● **SET EXERCISE**
Within the records below, find each line that holds the string "matchbook", then copy it.

(Stored dataset items)
········

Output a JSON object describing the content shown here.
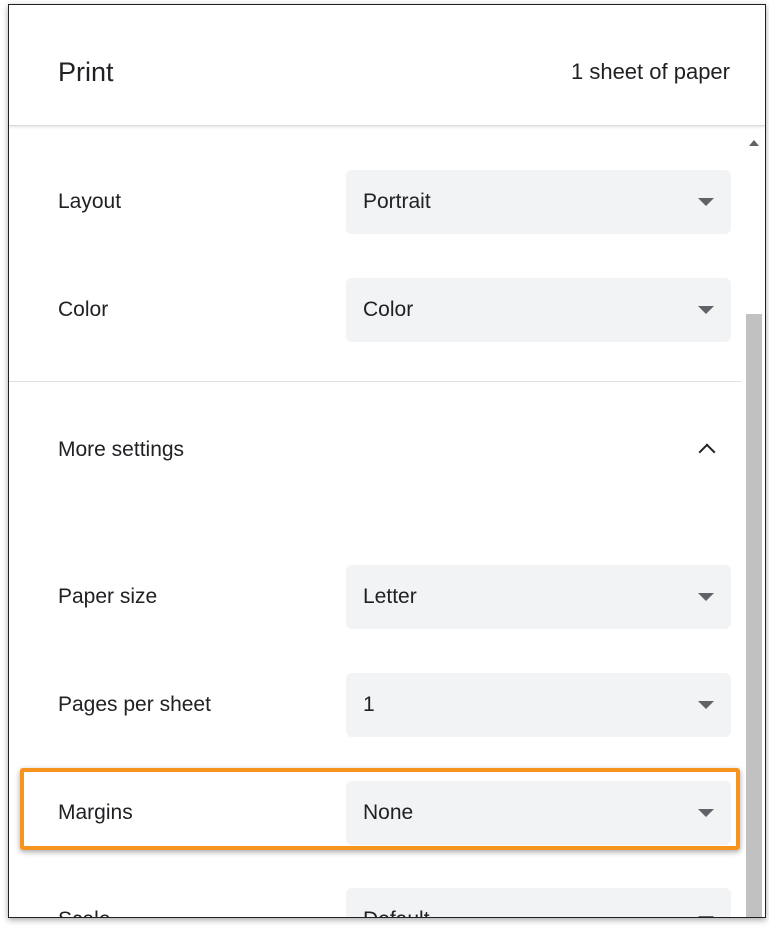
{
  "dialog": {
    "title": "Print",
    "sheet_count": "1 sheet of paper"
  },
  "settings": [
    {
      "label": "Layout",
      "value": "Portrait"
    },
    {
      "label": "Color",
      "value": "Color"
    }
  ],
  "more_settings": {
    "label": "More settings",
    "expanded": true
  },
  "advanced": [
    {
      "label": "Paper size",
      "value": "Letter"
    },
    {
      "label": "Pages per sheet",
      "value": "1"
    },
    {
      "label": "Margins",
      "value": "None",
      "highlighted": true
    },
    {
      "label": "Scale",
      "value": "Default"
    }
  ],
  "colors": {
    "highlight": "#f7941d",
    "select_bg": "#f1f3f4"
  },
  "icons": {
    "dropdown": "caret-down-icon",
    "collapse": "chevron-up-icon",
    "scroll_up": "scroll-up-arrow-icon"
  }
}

········

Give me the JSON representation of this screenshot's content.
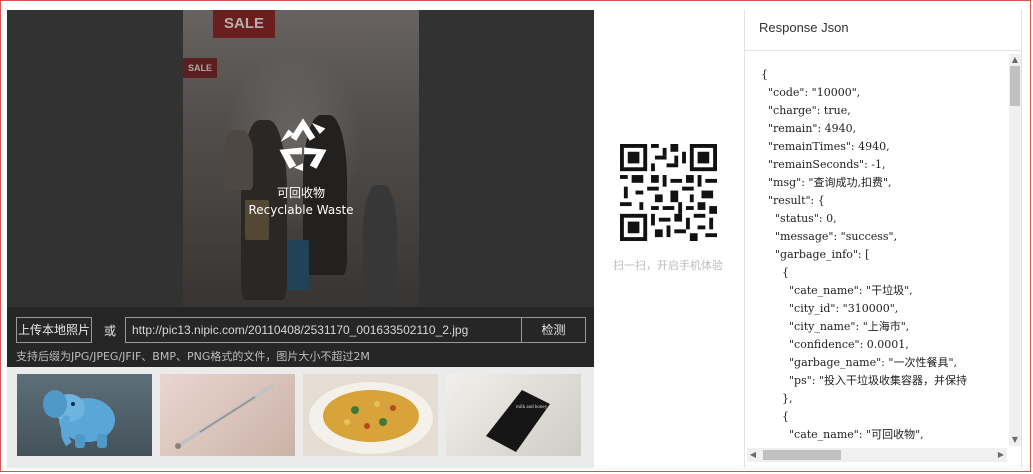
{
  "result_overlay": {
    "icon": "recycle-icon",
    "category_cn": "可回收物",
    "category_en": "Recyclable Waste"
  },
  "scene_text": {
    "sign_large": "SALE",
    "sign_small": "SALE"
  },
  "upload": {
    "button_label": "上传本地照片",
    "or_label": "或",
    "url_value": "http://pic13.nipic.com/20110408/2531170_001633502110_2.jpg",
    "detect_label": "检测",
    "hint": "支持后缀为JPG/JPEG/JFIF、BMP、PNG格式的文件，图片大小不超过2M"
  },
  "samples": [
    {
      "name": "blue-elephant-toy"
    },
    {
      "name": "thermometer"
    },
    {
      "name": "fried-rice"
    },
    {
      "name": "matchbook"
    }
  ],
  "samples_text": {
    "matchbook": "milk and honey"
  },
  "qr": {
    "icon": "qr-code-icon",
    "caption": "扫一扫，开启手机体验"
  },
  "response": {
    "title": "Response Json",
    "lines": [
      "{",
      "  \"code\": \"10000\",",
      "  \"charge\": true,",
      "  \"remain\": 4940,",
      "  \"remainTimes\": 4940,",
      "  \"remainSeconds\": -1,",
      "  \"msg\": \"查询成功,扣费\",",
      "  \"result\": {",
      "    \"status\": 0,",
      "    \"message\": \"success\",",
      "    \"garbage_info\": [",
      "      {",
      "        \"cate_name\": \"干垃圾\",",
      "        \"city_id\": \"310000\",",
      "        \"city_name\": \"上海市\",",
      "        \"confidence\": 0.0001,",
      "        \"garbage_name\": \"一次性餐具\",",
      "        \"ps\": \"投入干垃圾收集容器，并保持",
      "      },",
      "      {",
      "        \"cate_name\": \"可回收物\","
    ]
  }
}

········

● **EXPECTED ANSWER**
      "name": "matchbook"
    "matchbook": "milk and honey"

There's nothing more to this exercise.